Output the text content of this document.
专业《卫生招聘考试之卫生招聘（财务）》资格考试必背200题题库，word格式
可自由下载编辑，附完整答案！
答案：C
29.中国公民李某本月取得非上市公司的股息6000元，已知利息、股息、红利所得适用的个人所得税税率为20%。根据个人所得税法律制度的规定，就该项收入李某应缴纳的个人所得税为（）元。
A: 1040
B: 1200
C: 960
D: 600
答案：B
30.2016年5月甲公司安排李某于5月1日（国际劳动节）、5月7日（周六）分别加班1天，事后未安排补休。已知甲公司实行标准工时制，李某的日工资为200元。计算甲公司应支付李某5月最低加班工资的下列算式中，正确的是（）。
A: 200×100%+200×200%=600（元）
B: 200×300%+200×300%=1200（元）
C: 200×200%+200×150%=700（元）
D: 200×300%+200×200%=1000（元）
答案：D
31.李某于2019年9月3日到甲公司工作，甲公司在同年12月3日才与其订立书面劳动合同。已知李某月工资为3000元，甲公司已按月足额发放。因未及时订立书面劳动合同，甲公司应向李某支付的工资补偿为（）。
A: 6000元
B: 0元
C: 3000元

--

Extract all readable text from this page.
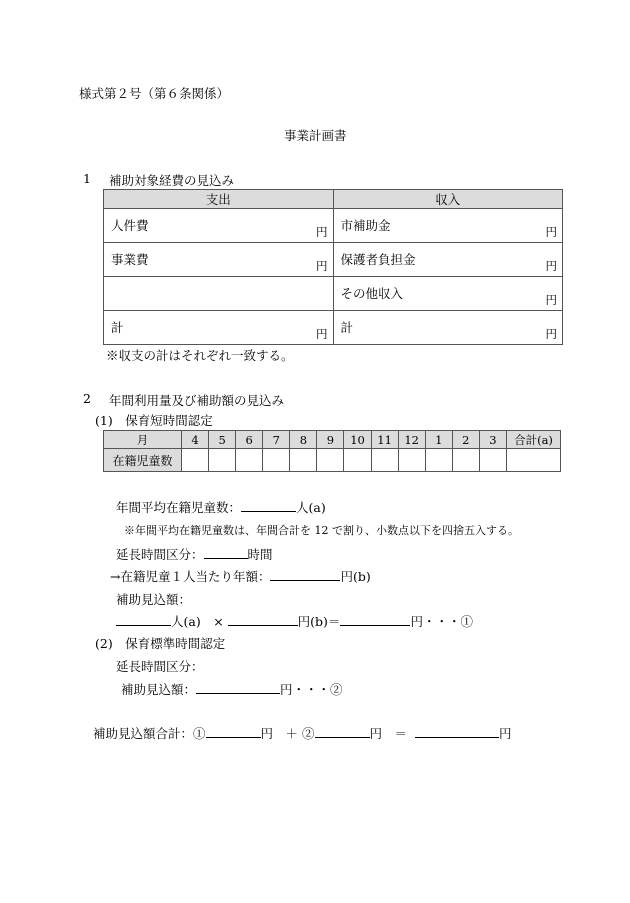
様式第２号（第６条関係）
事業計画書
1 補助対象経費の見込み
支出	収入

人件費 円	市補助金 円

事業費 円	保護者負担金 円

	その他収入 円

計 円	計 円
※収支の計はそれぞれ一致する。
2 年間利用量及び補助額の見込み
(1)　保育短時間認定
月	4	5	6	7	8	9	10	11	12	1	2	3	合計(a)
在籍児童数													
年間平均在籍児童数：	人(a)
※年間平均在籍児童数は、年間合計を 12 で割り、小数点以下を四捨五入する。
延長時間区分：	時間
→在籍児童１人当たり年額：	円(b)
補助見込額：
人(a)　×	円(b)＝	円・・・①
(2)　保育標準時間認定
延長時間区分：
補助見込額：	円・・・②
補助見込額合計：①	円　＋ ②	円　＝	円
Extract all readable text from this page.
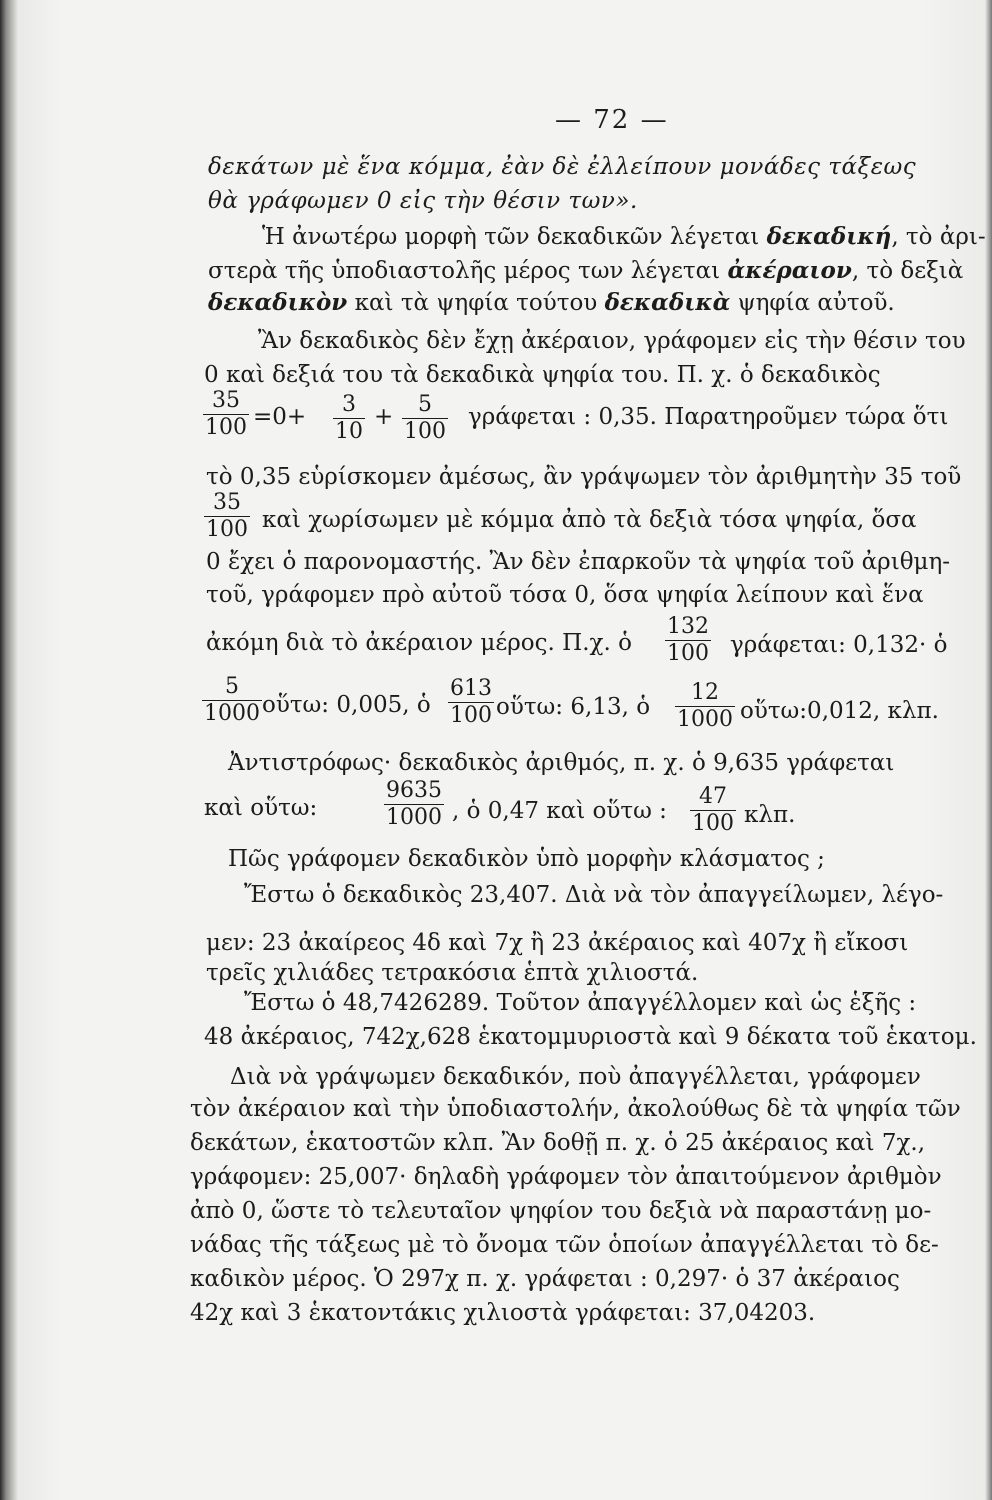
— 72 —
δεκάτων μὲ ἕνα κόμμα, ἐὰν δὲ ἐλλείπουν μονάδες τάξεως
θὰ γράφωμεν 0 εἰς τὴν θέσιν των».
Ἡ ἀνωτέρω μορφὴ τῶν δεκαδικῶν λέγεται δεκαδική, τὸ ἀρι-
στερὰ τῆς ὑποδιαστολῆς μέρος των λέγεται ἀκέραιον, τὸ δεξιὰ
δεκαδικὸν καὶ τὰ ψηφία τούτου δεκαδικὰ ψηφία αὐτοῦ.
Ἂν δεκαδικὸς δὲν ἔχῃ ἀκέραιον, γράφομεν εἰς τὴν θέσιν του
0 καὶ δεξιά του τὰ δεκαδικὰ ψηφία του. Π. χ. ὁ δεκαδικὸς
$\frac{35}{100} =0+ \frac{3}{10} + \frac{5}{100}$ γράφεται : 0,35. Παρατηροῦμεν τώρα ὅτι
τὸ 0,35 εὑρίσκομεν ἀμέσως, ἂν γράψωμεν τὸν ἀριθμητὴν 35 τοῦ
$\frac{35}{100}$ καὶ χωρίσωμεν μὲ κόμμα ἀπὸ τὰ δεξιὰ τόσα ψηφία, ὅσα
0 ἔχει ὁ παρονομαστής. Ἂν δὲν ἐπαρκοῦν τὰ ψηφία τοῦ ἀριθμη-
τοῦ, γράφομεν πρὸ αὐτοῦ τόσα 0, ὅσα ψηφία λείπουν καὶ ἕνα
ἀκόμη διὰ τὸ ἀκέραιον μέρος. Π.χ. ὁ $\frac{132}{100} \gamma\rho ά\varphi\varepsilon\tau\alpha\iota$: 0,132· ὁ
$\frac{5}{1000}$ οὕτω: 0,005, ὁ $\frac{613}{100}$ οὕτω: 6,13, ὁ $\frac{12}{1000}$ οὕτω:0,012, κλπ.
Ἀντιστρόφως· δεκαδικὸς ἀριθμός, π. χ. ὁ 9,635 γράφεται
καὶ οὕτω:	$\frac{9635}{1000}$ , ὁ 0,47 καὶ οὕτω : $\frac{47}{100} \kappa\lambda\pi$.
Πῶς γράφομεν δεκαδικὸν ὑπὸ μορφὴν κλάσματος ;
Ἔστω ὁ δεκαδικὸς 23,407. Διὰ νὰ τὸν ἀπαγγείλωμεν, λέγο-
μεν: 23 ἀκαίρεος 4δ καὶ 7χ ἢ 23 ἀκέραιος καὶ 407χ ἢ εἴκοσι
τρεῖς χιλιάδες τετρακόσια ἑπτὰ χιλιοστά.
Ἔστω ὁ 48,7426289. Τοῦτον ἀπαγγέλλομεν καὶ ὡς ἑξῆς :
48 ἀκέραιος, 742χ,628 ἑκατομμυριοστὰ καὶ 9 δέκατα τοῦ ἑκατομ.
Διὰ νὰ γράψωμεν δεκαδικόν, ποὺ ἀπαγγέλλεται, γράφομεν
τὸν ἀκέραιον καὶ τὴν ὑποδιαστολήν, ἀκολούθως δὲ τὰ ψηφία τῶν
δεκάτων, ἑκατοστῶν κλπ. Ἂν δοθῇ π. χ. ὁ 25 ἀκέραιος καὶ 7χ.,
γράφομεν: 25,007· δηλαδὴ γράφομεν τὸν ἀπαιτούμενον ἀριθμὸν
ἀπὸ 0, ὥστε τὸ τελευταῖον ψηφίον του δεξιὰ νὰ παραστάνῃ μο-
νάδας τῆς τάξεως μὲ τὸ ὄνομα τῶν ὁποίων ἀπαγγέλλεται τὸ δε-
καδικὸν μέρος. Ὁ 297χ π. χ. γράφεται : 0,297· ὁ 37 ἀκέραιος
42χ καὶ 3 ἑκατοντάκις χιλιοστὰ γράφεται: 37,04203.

...

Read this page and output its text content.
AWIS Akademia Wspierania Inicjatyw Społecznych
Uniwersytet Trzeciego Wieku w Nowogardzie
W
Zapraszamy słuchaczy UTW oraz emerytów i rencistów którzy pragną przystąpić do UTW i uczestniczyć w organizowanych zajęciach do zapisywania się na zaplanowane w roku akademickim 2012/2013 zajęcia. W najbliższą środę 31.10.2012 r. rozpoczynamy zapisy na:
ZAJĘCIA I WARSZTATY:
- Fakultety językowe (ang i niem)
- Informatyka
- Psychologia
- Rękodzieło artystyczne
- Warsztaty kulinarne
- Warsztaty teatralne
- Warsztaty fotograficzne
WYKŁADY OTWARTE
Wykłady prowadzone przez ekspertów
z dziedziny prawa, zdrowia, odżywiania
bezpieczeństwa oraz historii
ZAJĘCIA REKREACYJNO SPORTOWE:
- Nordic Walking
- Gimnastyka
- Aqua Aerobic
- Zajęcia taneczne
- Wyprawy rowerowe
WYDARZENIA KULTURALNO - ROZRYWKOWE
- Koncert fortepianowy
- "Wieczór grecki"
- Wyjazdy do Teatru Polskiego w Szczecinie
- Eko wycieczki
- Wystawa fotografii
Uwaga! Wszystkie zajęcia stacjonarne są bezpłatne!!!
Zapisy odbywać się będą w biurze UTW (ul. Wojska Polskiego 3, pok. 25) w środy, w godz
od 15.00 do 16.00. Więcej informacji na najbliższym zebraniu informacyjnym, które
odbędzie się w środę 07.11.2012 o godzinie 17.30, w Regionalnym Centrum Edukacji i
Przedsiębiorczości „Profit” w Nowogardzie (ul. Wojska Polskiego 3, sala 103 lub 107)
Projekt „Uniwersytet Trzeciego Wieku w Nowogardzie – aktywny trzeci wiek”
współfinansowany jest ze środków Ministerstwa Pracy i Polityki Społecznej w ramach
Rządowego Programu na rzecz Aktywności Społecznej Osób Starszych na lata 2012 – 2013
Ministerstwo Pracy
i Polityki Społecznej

■ Task to carry out:
Copy out every line of the listing that contains the string "Uniwersytet".

■ Task result:
Uniwersytet Trzeciego Wieku w Nowogardzie
Projekt „Uniwersytet Trzeciego Wieku w Nowogardzie – aktywny trzeci wiek”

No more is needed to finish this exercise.